# TASK DESCRIPTION
Copy the items below word for word, starting from the first line and ending with the line that contains "legend-label-no-risk: No Risk".

** START RECORDS **

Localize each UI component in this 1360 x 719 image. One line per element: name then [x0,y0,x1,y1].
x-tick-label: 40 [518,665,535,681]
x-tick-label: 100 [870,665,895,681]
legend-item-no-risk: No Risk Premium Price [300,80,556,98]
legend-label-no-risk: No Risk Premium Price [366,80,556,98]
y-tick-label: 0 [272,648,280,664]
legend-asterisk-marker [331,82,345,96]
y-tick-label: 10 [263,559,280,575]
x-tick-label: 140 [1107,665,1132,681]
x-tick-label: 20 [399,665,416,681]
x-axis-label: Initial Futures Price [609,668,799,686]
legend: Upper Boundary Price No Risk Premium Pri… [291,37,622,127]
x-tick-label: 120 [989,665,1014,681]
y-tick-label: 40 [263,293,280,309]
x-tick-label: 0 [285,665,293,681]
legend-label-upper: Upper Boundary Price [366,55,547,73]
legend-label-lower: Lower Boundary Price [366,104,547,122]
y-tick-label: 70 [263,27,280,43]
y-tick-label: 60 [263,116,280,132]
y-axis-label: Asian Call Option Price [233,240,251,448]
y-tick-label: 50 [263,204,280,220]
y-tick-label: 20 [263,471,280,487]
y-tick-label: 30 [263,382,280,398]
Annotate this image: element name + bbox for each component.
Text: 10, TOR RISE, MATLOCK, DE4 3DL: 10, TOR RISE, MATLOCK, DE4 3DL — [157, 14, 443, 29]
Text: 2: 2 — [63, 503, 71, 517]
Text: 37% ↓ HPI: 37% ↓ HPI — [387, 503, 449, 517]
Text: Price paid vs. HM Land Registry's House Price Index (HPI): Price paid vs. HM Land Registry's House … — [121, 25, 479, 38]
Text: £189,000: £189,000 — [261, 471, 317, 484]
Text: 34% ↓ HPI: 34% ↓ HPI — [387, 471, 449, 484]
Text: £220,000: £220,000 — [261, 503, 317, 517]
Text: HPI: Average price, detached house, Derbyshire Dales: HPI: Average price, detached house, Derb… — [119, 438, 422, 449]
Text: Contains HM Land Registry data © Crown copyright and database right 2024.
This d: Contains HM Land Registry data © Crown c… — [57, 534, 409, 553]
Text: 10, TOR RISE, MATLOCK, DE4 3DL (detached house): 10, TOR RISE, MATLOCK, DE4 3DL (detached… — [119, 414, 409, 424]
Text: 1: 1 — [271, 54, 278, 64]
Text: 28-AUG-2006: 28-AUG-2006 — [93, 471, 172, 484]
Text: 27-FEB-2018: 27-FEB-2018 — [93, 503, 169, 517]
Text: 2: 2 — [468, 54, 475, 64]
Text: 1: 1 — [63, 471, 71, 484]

** END RECORDS **

# EXPECTED OUTPUT
Localize each UI component in this 1360 x 719 image. One line per element: name then [x0,y0,x1,y1].
x-tick-label: 40 [518,665,535,681]
x-tick-label: 100 [870,665,895,681]
legend-item-no-risk: No Risk Premium Price [300,80,556,98]
legend-label-no-risk: No Risk Premium Price [366,80,556,98]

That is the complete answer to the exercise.